_SUPPLIED ENTRIES:_
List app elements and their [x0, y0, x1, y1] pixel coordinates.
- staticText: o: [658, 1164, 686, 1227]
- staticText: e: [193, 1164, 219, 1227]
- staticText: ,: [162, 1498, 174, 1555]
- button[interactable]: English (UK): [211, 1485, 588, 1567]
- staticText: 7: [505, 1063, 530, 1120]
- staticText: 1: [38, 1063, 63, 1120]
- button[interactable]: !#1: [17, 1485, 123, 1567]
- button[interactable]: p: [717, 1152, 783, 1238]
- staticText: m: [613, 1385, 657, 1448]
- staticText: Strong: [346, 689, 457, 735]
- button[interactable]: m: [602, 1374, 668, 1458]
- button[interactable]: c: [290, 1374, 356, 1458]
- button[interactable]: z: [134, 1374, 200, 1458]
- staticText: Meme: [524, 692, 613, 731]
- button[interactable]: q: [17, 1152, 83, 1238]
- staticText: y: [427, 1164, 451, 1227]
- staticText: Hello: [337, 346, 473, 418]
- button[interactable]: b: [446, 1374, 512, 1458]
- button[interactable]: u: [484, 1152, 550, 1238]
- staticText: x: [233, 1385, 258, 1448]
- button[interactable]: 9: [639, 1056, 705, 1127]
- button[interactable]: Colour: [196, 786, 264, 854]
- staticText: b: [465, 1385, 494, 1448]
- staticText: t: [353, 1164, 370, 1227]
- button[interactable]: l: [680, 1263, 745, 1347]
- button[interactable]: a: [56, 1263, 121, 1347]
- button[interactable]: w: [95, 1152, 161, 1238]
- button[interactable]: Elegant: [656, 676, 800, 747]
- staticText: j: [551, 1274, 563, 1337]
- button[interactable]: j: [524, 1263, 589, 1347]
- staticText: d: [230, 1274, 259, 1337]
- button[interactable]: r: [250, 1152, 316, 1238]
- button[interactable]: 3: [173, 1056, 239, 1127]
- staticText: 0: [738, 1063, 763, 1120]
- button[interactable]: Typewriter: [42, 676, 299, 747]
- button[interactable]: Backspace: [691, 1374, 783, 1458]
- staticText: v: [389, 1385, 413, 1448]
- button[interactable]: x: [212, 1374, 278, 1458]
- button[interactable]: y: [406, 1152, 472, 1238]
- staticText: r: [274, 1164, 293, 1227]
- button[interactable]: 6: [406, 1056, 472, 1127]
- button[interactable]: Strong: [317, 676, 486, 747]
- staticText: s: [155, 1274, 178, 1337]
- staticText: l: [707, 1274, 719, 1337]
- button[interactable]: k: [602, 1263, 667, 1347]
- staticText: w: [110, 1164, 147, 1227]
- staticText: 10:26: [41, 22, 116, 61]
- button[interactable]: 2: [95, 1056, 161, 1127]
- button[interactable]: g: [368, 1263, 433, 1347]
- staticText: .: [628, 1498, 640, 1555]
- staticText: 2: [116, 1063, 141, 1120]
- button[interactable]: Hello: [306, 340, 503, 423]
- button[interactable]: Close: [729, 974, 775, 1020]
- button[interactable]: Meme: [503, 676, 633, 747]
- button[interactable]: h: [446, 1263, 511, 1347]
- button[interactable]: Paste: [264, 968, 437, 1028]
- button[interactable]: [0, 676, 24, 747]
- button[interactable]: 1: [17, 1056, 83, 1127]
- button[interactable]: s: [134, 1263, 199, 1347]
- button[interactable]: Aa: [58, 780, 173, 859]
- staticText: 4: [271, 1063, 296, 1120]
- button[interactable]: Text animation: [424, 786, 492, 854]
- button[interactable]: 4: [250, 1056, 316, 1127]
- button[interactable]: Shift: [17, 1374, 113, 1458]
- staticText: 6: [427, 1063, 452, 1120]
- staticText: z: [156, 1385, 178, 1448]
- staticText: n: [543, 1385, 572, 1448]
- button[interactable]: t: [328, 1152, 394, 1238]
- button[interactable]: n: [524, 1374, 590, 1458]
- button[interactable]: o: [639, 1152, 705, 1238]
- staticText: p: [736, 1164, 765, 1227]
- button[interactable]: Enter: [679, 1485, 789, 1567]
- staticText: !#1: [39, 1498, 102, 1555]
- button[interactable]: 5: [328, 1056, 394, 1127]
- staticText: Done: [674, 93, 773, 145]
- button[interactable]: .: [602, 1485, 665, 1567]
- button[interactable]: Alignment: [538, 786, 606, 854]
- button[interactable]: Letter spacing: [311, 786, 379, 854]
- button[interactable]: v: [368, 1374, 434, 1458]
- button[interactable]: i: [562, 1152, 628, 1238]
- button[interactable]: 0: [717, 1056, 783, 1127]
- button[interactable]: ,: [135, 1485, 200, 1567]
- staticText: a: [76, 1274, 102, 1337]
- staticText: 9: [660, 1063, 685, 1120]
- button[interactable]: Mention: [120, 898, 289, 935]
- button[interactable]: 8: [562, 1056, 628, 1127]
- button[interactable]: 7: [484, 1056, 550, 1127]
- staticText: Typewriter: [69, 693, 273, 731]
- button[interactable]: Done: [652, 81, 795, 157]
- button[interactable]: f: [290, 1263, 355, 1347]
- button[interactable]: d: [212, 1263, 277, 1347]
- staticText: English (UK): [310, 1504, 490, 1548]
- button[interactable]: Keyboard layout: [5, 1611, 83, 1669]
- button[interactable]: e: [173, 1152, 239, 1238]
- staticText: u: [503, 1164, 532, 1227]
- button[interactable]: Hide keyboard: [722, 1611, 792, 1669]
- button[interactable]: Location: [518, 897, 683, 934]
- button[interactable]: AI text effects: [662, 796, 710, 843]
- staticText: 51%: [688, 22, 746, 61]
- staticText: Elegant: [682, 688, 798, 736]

_THE EXERCISE:_
Copy every line of the items above, character for character.

_COMPLETE OUTPUT:_
List app elements and their [x0, y0, x1, y1] pixel coordinates.
- staticText: o: [658, 1164, 686, 1227]
- staticText: e: [193, 1164, 219, 1227]
- staticText: ,: [162, 1498, 174, 1555]
- button[interactable]: English (UK): [211, 1485, 588, 1567]
- staticText: 7: [505, 1063, 530, 1120]
- staticText: 1: [38, 1063, 63, 1120]
- button[interactable]: !#1: [17, 1485, 123, 1567]
- button[interactable]: p: [717, 1152, 783, 1238]
- staticText: m: [613, 1385, 657, 1448]
- staticText: Strong: [346, 689, 457, 735]
- button[interactable]: m: [602, 1374, 668, 1458]
- button[interactable]: c: [290, 1374, 356, 1458]
- button[interactable]: z: [134, 1374, 200, 1458]
- staticText: Meme: [524, 692, 613, 731]
- button[interactable]: q: [17, 1152, 83, 1238]
- staticText: y: [427, 1164, 451, 1227]
- staticText: Hello: [337, 346, 473, 418]
- button[interactable]: b: [446, 1374, 512, 1458]
- button[interactable]: u: [484, 1152, 550, 1238]
- staticText: x: [233, 1385, 258, 1448]
- button[interactable]: 9: [639, 1056, 705, 1127]
- button[interactable]: Colour: [196, 786, 264, 854]
- staticText: b: [465, 1385, 494, 1448]
- staticText: t: [353, 1164, 370, 1227]
- button[interactable]: l: [680, 1263, 745, 1347]
- button[interactable]: a: [56, 1263, 121, 1347]
- button[interactable]: w: [95, 1152, 161, 1238]
- button[interactable]: Elegant: [656, 676, 800, 747]
- staticText: j: [551, 1274, 563, 1337]
- button[interactable]: j: [524, 1263, 589, 1347]
- staticText: d: [230, 1274, 259, 1337]
- button[interactable]: r: [250, 1152, 316, 1238]
- button[interactable]: 3: [173, 1056, 239, 1127]
- staticText: 0: [738, 1063, 763, 1120]
- button[interactable]: Typewriter: [42, 676, 299, 747]
- button[interactable]: Backspace: [691, 1374, 783, 1458]
- staticText: v: [389, 1385, 413, 1448]
- button[interactable]: x: [212, 1374, 278, 1458]
- button[interactable]: y: [406, 1152, 472, 1238]
- staticText: r: [274, 1164, 293, 1227]
- button[interactable]: 6: [406, 1056, 472, 1127]
- button[interactable]: Strong: [317, 676, 486, 747]
- staticText: s: [155, 1274, 178, 1337]
- staticText: l: [707, 1274, 719, 1337]
- button[interactable]: k: [602, 1263, 667, 1347]
- staticText: w: [110, 1164, 147, 1227]
- staticText: 10:26: [41, 22, 116, 61]
- button[interactable]: 2: [95, 1056, 161, 1127]
- button[interactable]: g: [368, 1263, 433, 1347]
- staticText: .: [628, 1498, 640, 1555]
- staticText: 2: [116, 1063, 141, 1120]
- button[interactable]: Hello: [306, 340, 503, 423]
- button[interactable]: Close: [729, 974, 775, 1020]
- button[interactable]: Meme: [503, 676, 633, 747]
- button[interactable]: h: [446, 1263, 511, 1347]
- button[interactable]: Paste: [264, 968, 437, 1028]
- button[interactable]: [0, 676, 24, 747]
- button[interactable]: 1: [17, 1056, 83, 1127]
- button[interactable]: s: [134, 1263, 199, 1347]
- button[interactable]: Aa: [58, 780, 173, 859]
- staticText: 4: [271, 1063, 296, 1120]
- button[interactable]: Text animation: [424, 786, 492, 854]
- button[interactable]: 4: [250, 1056, 316, 1127]
- button[interactable]: Shift: [17, 1374, 113, 1458]
- staticText: 6: [427, 1063, 452, 1120]
- staticText: z: [156, 1385, 178, 1448]
- staticText: n: [543, 1385, 572, 1448]
- button[interactable]: t: [328, 1152, 394, 1238]
- button[interactable]: n: [524, 1374, 590, 1458]
- button[interactable]: o: [639, 1152, 705, 1238]
- staticText: p: [736, 1164, 765, 1227]
- button[interactable]: Enter: [679, 1485, 789, 1567]
- staticText: !#1: [39, 1498, 102, 1555]
- button[interactable]: 5: [328, 1056, 394, 1127]
- staticText: Done: [674, 93, 773, 145]
- button[interactable]: .: [602, 1485, 665, 1567]
- button[interactable]: Alignment: [538, 786, 606, 854]
- button[interactable]: Letter spacing: [311, 786, 379, 854]
- button[interactable]: v: [368, 1374, 434, 1458]
- button[interactable]: i: [562, 1152, 628, 1238]
- button[interactable]: 0: [717, 1056, 783, 1127]
- button[interactable]: ,: [135, 1485, 200, 1567]
- staticText: a: [76, 1274, 102, 1337]
- staticText: 9: [660, 1063, 685, 1120]
- button[interactable]: Mention: [120, 898, 289, 935]
- button[interactable]: 8: [562, 1056, 628, 1127]
- button[interactable]: 7: [484, 1056, 550, 1127]
- staticText: Typewriter: [69, 693, 273, 731]
- button[interactable]: Done: [652, 81, 795, 157]
- button[interactable]: f: [290, 1263, 355, 1347]
- button[interactable]: d: [212, 1263, 277, 1347]
- staticText: English (UK): [310, 1504, 490, 1548]
- button[interactable]: Keyboard layout: [5, 1611, 83, 1669]
- button[interactable]: e: [173, 1152, 239, 1238]
- staticText: u: [503, 1164, 532, 1227]
- button[interactable]: Hide keyboard: [722, 1611, 792, 1669]
- button[interactable]: Location: [518, 897, 683, 934]
- button[interactable]: AI text effects: [662, 796, 710, 843]
- staticText: 51%: [688, 22, 746, 61]
- staticText: Elegant: [682, 688, 798, 736]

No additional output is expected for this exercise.